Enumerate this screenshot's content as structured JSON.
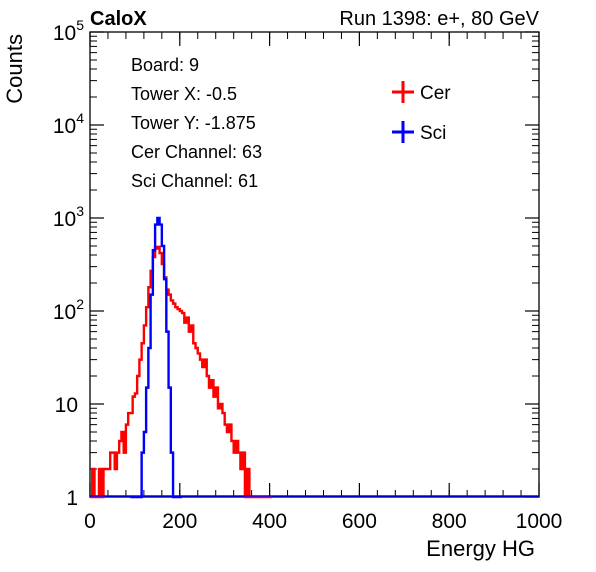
{
  "header": {
    "left_label": "CaloX",
    "right_label": "Run 1398: e+, 80 GeV"
  },
  "info_box": [
    "Board: 9",
    "Tower X: -0.5",
    "Tower Y: -1.875",
    "Cer Channel: 63",
    "Sci Channel: 61"
  ],
  "chart_data": {
    "type": "line",
    "xlabel": "Energy HG",
    "ylabel": "Counts",
    "xlim": [
      0,
      1000
    ],
    "ylim": [
      1,
      100000
    ],
    "yscale": "log",
    "grid": false,
    "legend_position": "top-right",
    "x_ticks": [
      "0",
      "200",
      "400",
      "600",
      "800",
      "1000"
    ],
    "y_ticks": [
      {
        "base": "1",
        "exp": ""
      },
      {
        "base": "10",
        "exp": ""
      },
      {
        "base": "10",
        "exp": "2"
      },
      {
        "base": "10",
        "exp": "3"
      },
      {
        "base": "10",
        "exp": "4"
      },
      {
        "base": "10",
        "exp": "5"
      }
    ],
    "series": [
      {
        "name": "Cer",
        "color": "#ff0000",
        "x": [
          0,
          5,
          10,
          15,
          20,
          25,
          30,
          35,
          40,
          45,
          50,
          55,
          60,
          65,
          70,
          75,
          80,
          85,
          90,
          95,
          100,
          105,
          110,
          115,
          120,
          125,
          130,
          135,
          140,
          145,
          150,
          155,
          160,
          165,
          170,
          175,
          180,
          185,
          190,
          195,
          200,
          205,
          210,
          215,
          220,
          225,
          230,
          235,
          240,
          245,
          250,
          255,
          260,
          265,
          270,
          275,
          280,
          285,
          290,
          295,
          300,
          305,
          310,
          315,
          320,
          325,
          330,
          335,
          340,
          345,
          350,
          355,
          360,
          365,
          370,
          375,
          380,
          385,
          390,
          395,
          400
        ],
        "values": [
          1,
          2,
          1,
          1,
          2,
          1,
          2,
          2,
          2,
          3,
          3,
          2,
          3,
          4,
          5,
          3,
          6,
          8,
          8,
          12,
          13,
          20,
          30,
          45,
          70,
          110,
          180,
          270,
          380,
          470,
          490,
          420,
          320,
          230,
          170,
          150,
          130,
          120,
          110,
          105,
          100,
          95,
          75,
          85,
          60,
          70,
          45,
          40,
          35,
          30,
          25,
          30,
          20,
          15,
          18,
          12,
          15,
          9,
          10,
          8,
          6,
          5,
          6,
          4,
          3,
          4,
          3,
          2,
          3,
          1,
          2,
          1,
          1,
          1,
          1,
          1,
          1,
          1,
          1,
          1,
          1
        ]
      },
      {
        "name": "Sci",
        "color": "#0000ff",
        "x": [
          90,
          95,
          100,
          105,
          110,
          115,
          120,
          125,
          130,
          135,
          140,
          145,
          150,
          155,
          160,
          165,
          170,
          175,
          180,
          185,
          190,
          195,
          200
        ],
        "values": [
          1,
          1,
          1,
          1,
          1,
          3,
          5,
          15,
          40,
          150,
          450,
          850,
          1000,
          850,
          500,
          220,
          60,
          15,
          3,
          1,
          1,
          1,
          1
        ]
      }
    ]
  }
}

> THE TASK: Transcribe the listing in full and omit the pictures.

> ANSWER TO THE PROBLEM:
Enumerate this screenshot's content as structured JSON.
{
  "header": {
    "left_label": "CaloX",
    "right_label": "Run 1398: e+, 80 GeV"
  },
  "info_box": [
    "Board: 9",
    "Tower X: -0.5",
    "Tower Y: -1.875",
    "Cer Channel: 63",
    "Sci Channel: 61"
  ],
  "chart_data": {
    "type": "line",
    "xlabel": "Energy HG",
    "ylabel": "Counts",
    "xlim": [
      0,
      1000
    ],
    "ylim": [
      1,
      100000
    ],
    "yscale": "log",
    "grid": false,
    "legend_position": "top-right",
    "x_ticks": [
      "0",
      "200",
      "400",
      "600",
      "800",
      "1000"
    ],
    "y_ticks": [
      {
        "base": "1",
        "exp": ""
      },
      {
        "base": "10",
        "exp": ""
      },
      {
        "base": "10",
        "exp": "2"
      },
      {
        "base": "10",
        "exp": "3"
      },
      {
        "base": "10",
        "exp": "4"
      },
      {
        "base": "10",
        "exp": "5"
      }
    ],
    "series": [
      {
        "name": "Cer",
        "color": "#ff0000",
        "x": [
          0,
          5,
          10,
          15,
          20,
          25,
          30,
          35,
          40,
          45,
          50,
          55,
          60,
          65,
          70,
          75,
          80,
          85,
          90,
          95,
          100,
          105,
          110,
          115,
          120,
          125,
          130,
          135,
          140,
          145,
          150,
          155,
          160,
          165,
          170,
          175,
          180,
          185,
          190,
          195,
          200,
          205,
          210,
          215,
          220,
          225,
          230,
          235,
          240,
          245,
          250,
          255,
          260,
          265,
          270,
          275,
          280,
          285,
          290,
          295,
          300,
          305,
          310,
          315,
          320,
          325,
          330,
          335,
          340,
          345,
          350,
          355,
          360,
          365,
          370,
          375,
          380,
          385,
          390,
          395,
          400
        ],
        "values": [
          1,
          2,
          1,
          1,
          2,
          1,
          2,
          2,
          2,
          3,
          3,
          2,
          3,
          4,
          5,
          3,
          6,
          8,
          8,
          12,
          13,
          20,
          30,
          45,
          70,
          110,
          180,
          270,
          380,
          470,
          490,
          420,
          320,
          230,
          170,
          150,
          130,
          120,
          110,
          105,
          100,
          95,
          75,
          85,
          60,
          70,
          45,
          40,
          35,
          30,
          25,
          30,
          20,
          15,
          18,
          12,
          15,
          9,
          10,
          8,
          6,
          5,
          6,
          4,
          3,
          4,
          3,
          2,
          3,
          1,
          2,
          1,
          1,
          1,
          1,
          1,
          1,
          1,
          1,
          1,
          1
        ]
      },
      {
        "name": "Sci",
        "color": "#0000ff",
        "x": [
          90,
          95,
          100,
          105,
          110,
          115,
          120,
          125,
          130,
          135,
          140,
          145,
          150,
          155,
          160,
          165,
          170,
          175,
          180,
          185,
          190,
          195,
          200
        ],
        "values": [
          1,
          1,
          1,
          1,
          1,
          3,
          5,
          15,
          40,
          150,
          450,
          850,
          1000,
          850,
          500,
          220,
          60,
          15,
          3,
          1,
          1,
          1,
          1
        ]
      }
    ]
  }
}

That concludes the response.